Count the lines in the entries below that contain the string "boxes", and reply with that number alone.

──────────────────────────────

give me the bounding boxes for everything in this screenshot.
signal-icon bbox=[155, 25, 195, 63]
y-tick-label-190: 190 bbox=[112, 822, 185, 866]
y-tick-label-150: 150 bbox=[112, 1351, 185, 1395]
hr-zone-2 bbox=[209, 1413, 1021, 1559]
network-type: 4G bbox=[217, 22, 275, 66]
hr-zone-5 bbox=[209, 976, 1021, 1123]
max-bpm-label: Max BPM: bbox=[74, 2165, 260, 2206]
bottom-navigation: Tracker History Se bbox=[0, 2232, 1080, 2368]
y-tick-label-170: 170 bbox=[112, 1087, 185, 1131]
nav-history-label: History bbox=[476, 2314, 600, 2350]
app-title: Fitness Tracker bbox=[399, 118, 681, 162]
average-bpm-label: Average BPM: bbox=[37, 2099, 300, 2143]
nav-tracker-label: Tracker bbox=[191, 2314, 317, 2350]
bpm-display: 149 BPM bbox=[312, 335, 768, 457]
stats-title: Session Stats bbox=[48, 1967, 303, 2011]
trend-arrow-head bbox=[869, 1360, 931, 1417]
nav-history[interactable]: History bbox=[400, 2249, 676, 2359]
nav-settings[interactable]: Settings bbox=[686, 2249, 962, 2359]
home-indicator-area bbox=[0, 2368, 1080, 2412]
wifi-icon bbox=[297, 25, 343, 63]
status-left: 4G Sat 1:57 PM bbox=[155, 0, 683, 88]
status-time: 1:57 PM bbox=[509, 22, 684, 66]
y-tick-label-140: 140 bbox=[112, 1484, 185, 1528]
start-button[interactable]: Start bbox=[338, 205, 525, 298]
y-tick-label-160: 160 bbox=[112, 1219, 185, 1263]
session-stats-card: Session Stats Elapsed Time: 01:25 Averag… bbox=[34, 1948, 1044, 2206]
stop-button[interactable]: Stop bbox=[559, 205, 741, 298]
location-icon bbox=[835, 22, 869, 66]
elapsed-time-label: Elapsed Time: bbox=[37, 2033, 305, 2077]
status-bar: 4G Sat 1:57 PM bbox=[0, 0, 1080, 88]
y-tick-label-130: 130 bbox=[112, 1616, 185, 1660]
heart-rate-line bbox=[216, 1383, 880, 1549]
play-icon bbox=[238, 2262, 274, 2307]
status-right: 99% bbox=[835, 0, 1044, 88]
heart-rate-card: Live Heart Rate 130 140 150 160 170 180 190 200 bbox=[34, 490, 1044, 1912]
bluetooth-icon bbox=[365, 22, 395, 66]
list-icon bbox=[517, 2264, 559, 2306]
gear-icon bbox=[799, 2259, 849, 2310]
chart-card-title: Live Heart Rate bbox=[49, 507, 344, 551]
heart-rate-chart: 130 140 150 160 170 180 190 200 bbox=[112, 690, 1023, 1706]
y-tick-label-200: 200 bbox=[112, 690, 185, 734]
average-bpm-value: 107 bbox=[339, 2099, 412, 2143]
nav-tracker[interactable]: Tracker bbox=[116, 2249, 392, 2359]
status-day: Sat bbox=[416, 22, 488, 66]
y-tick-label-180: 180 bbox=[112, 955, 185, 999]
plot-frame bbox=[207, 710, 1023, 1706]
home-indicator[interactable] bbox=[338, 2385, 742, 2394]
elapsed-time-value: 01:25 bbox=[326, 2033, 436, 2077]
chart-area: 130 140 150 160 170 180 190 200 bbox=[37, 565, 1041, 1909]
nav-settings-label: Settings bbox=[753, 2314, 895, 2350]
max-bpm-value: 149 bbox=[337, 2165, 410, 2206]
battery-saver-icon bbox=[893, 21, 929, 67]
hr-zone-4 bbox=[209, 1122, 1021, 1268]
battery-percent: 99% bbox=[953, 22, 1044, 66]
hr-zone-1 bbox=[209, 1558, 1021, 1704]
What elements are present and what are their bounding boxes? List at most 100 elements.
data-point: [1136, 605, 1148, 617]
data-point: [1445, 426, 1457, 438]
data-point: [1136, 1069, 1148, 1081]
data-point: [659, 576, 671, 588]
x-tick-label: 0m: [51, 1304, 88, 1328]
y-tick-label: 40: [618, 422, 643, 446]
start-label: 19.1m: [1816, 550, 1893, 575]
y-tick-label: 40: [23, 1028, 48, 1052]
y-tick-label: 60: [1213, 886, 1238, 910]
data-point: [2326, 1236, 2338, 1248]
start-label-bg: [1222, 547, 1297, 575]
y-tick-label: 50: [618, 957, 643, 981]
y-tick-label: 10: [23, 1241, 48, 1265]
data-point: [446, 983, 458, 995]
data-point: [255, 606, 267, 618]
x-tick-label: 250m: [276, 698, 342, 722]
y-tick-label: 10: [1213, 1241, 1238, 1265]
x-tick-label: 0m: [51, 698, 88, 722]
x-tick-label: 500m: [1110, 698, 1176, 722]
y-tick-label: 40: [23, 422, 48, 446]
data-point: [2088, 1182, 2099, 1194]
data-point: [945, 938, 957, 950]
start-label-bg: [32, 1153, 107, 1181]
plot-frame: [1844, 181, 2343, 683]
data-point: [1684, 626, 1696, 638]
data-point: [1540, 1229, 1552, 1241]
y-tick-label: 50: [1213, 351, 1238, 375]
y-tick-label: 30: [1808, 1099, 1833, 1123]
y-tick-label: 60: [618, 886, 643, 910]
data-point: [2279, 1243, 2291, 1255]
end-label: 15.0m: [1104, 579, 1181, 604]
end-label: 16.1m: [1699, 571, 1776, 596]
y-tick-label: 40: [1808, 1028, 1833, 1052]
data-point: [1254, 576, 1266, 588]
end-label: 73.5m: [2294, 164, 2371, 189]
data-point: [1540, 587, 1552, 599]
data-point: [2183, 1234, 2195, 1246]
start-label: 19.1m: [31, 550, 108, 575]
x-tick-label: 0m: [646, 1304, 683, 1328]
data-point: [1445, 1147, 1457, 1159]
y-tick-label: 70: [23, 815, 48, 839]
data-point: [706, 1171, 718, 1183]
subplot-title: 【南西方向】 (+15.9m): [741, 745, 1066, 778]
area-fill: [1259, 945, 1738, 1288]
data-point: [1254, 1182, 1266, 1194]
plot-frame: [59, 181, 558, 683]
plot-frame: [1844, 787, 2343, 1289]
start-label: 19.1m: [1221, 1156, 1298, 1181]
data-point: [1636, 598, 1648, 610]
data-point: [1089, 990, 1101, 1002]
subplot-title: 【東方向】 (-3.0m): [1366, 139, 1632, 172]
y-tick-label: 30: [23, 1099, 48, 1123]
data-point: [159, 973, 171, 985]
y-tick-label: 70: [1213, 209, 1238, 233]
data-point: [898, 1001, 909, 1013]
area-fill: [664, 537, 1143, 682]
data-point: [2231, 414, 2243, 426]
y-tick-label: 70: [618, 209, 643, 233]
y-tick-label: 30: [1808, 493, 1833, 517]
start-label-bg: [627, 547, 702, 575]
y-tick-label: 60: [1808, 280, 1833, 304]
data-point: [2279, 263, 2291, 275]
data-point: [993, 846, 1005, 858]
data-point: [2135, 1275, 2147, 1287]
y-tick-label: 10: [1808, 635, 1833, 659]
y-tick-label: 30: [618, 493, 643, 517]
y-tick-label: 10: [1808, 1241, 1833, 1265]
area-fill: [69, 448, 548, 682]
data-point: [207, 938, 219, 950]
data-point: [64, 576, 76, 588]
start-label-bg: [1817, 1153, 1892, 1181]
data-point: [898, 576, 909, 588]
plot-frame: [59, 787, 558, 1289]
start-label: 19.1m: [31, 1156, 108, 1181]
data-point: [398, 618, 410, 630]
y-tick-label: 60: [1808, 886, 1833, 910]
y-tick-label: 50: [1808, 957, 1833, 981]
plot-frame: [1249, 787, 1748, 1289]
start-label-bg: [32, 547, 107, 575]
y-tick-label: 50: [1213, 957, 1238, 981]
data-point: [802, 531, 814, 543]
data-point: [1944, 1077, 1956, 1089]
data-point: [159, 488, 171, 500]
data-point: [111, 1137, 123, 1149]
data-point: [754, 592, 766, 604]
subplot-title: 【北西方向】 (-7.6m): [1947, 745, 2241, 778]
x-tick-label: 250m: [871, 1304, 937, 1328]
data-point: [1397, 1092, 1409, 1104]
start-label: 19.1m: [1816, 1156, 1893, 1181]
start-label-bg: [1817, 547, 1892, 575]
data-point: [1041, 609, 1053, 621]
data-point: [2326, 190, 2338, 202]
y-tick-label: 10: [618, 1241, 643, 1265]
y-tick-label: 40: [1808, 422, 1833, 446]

──────────────────────────────

*Exercise answer:* 2